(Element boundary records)
%%
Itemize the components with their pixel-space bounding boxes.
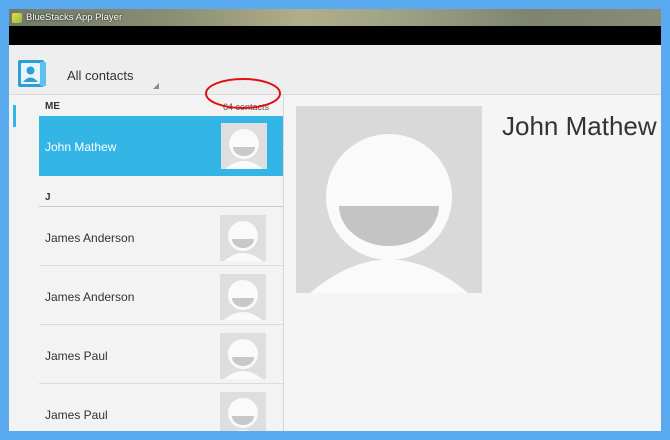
section-header-j: J (39, 186, 283, 208)
selection-indicator-icon (283, 136, 293, 160)
contact-name: John Mathew (45, 140, 117, 154)
contact-name: James Anderson (45, 231, 135, 245)
avatar-icon (221, 123, 267, 169)
contact-row-me[interactable]: John Mathew (39, 116, 283, 176)
window-title: BlueStacks App Player (26, 12, 123, 23)
contact-row[interactable]: James Paul (39, 327, 283, 384)
app-window: BlueStacks App Player All contacts ME 64… (9, 9, 661, 431)
contact-detail-pane: John Mathew (283, 95, 661, 431)
contacts-icon[interactable] (16, 58, 48, 90)
scrollbar-thumb[interactable] (13, 105, 16, 127)
avatar-icon (220, 333, 266, 379)
avatar-icon (220, 392, 266, 431)
section-label: ME (45, 101, 60, 112)
filter-label: All contacts (67, 68, 134, 83)
contact-name: James Paul (45, 408, 108, 422)
contact-name: James Anderson (45, 290, 135, 304)
avatar-icon (220, 274, 266, 320)
contact-row[interactable]: James Paul (39, 386, 283, 431)
bluestacks-icon (12, 12, 22, 23)
status-bar (9, 26, 661, 45)
contacts-filter-dropdown[interactable]: All contacts (55, 55, 159, 93)
section-label: J (45, 192, 51, 203)
title-bar: BlueStacks App Player (9, 9, 661, 26)
dropdown-caret-icon (153, 83, 159, 89)
list-scrollbar-track (9, 95, 39, 431)
red-circle-annotation (205, 78, 281, 109)
contact-row[interactable]: James Anderson (39, 268, 283, 325)
contact-list: ME 64 contacts John Mathew J James Ander… (39, 95, 283, 431)
avatar-icon (220, 215, 266, 261)
action-bar: All contacts (9, 45, 661, 95)
default-avatar-icon[interactable] (296, 106, 482, 293)
section-divider (39, 206, 283, 207)
contact-name: James Paul (45, 349, 108, 363)
contact-detail-name: John Mathew (502, 111, 657, 141)
contact-row[interactable]: James Anderson (39, 209, 283, 266)
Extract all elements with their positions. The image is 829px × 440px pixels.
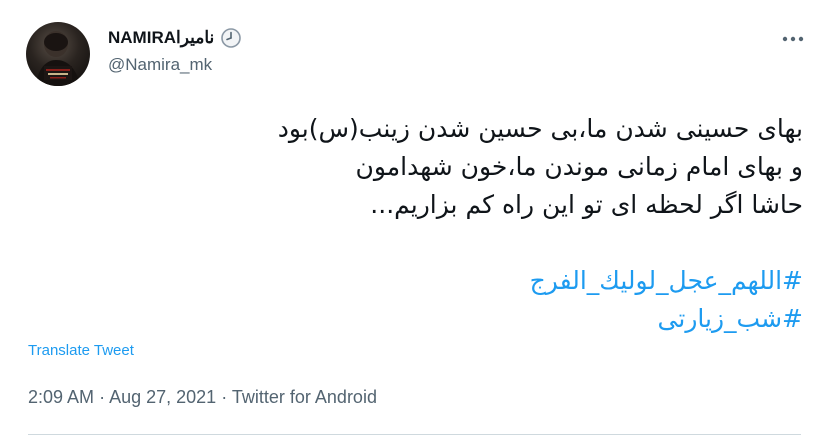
hashtag-list: #اللهم_عجل_لوليك_الفرج #شب_زیارتی bbox=[23, 262, 803, 338]
meta-separator: · bbox=[99, 387, 106, 407]
hashtag-link[interactable]: #اللهم_عجل_لوليك_الفرج bbox=[23, 262, 803, 300]
tweet-text-line: بهای حسینی شدن ما،بی حسین شدن زینب(س)بود bbox=[277, 114, 803, 143]
tweet-metadata: 2:09 AM · Aug 27, 2021 · Twitter for And… bbox=[28, 387, 377, 408]
tweet-text: بهای حسینی شدن ما،بی حسین شدن زینب(س)بود… bbox=[23, 110, 803, 224]
clock-icon bbox=[220, 27, 242, 49]
tweet-text-line: حاشا اگر لحظه ای تو این راه کم بزاریم... bbox=[370, 190, 803, 219]
author-handle[interactable]: @Namira_mk bbox=[108, 55, 212, 75]
divider bbox=[28, 434, 801, 435]
profile-avatar[interactable] bbox=[26, 22, 90, 86]
tweet-source[interactable]: Twitter for Android bbox=[232, 387, 377, 407]
avatar-image bbox=[36, 31, 80, 86]
hashtag-link[interactable]: #شب_زیارتی bbox=[23, 300, 803, 338]
tweet-card: NAMIRAنامیرا @Namira_mk بهای حسینی شدن م… bbox=[0, 0, 829, 440]
more-options-button[interactable] bbox=[779, 28, 807, 50]
translate-tweet-link[interactable]: Translate Tweet bbox=[28, 342, 134, 359]
author-display-name[interactable]: NAMIRAنامیرا bbox=[108, 28, 214, 48]
meta-separator: · bbox=[221, 387, 228, 407]
tweet-date[interactable]: Aug 27, 2021 bbox=[109, 387, 216, 407]
author-name-row[interactable]: NAMIRAنامیرا bbox=[108, 26, 242, 50]
tweet-time[interactable]: 2:09 AM bbox=[28, 387, 94, 407]
more-horizontal-icon bbox=[782, 36, 804, 42]
tweet-text-line: و بهای امام زمانی موندن ما،خون شهدامون bbox=[355, 152, 804, 181]
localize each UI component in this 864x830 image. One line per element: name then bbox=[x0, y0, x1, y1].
%%
» **What is being asked**: Reproduce all of the material above verbatim, leaving out the pictures.

» **Completed exercise**:
Itemize the components with their pixel-space bounding boxes.
section-header-j: J (39, 186, 283, 208)
selection-indicator-icon (283, 136, 293, 160)
contact-name: John Mathew (45, 140, 117, 154)
contact-name: James Anderson (45, 231, 135, 245)
avatar-icon (221, 123, 267, 169)
contact-row-me[interactable]: John Mathew (39, 116, 283, 176)
window-title: BlueStacks App Player (26, 12, 123, 23)
contact-row[interactable]: James Paul (39, 327, 283, 384)
app-window: BlueStacks App Player All contacts ME 64… (9, 9, 661, 431)
contact-detail-pane: John Mathew (283, 95, 661, 431)
contacts-icon[interactable] (16, 58, 48, 90)
scrollbar-thumb[interactable] (13, 105, 16, 127)
avatar-icon (220, 333, 266, 379)
avatar-icon (220, 392, 266, 431)
section-label: ME (45, 101, 60, 112)
filter-label: All contacts (67, 68, 134, 83)
contact-name: James Paul (45, 408, 108, 422)
contact-name: James Anderson (45, 290, 135, 304)
avatar-icon (220, 274, 266, 320)
contact-row[interactable]: James Paul (39, 386, 283, 431)
bluestacks-icon (12, 12, 22, 23)
status-bar (9, 26, 661, 45)
contacts-filter-dropdown[interactable]: All contacts (55, 55, 159, 93)
section-label: J (45, 192, 51, 203)
title-bar: BlueStacks App Player (9, 9, 661, 26)
dropdown-caret-icon (153, 83, 159, 89)
list-scrollbar-track (9, 95, 39, 431)
red-circle-annotation (205, 78, 281, 109)
contact-row[interactable]: James Anderson (39, 268, 283, 325)
contact-list: ME 64 contacts John Mathew J James Ander… (39, 95, 283, 431)
avatar-icon (220, 215, 266, 261)
action-bar: All contacts (9, 45, 661, 95)
default-avatar-icon[interactable] (296, 106, 482, 293)
section-divider (39, 206, 283, 207)
contact-name: James Paul (45, 349, 108, 363)
contact-detail-name: John Mathew (502, 111, 657, 141)
contact-row[interactable]: James Anderson (39, 209, 283, 266)
Extract all elements with their positions. The image is 829px × 440px pixels.
hashtag-list: #اللهم_عجل_لوليك_الفرج #شب_زیارتی bbox=[23, 262, 803, 338]
meta-separator: · bbox=[99, 387, 106, 407]
hashtag-link[interactable]: #اللهم_عجل_لوليك_الفرج bbox=[23, 262, 803, 300]
tweet-text-line: بهای حسینی شدن ما،بی حسین شدن زینب(س)بود bbox=[277, 114, 803, 143]
tweet-metadata: 2:09 AM · Aug 27, 2021 · Twitter for And… bbox=[28, 387, 377, 408]
tweet-text: بهای حسینی شدن ما،بی حسین شدن زینب(س)بود… bbox=[23, 110, 803, 224]
clock-icon bbox=[220, 27, 242, 49]
tweet-text-line: حاشا اگر لحظه ای تو این راه کم بزاریم... bbox=[370, 190, 803, 219]
author-handle[interactable]: @Namira_mk bbox=[108, 55, 212, 75]
divider bbox=[28, 434, 801, 435]
profile-avatar[interactable] bbox=[26, 22, 90, 86]
tweet-source[interactable]: Twitter for Android bbox=[232, 387, 377, 407]
avatar-image bbox=[36, 31, 80, 86]
hashtag-link[interactable]: #شب_زیارتی bbox=[23, 300, 803, 338]
tweet-card: NAMIRAنامیرا @Namira_mk بهای حسینی شدن م… bbox=[0, 0, 829, 440]
more-options-button[interactable] bbox=[779, 28, 807, 50]
translate-tweet-link[interactable]: Translate Tweet bbox=[28, 342, 134, 359]
author-display-name[interactable]: NAMIRAنامیرا bbox=[108, 28, 214, 48]
meta-separator: · bbox=[221, 387, 228, 407]
tweet-date[interactable]: Aug 27, 2021 bbox=[109, 387, 216, 407]
author-name-row[interactable]: NAMIRAنامیرا bbox=[108, 26, 242, 50]
tweet-time[interactable]: 2:09 AM bbox=[28, 387, 94, 407]
more-horizontal-icon bbox=[782, 36, 804, 42]
tweet-text-line: و بهای امام زمانی موندن ما،خون شهدامون bbox=[355, 152, 804, 181]
localize each UI component in this 864x830 image. One line per element: name then bbox=[x0, y0, x1, y1].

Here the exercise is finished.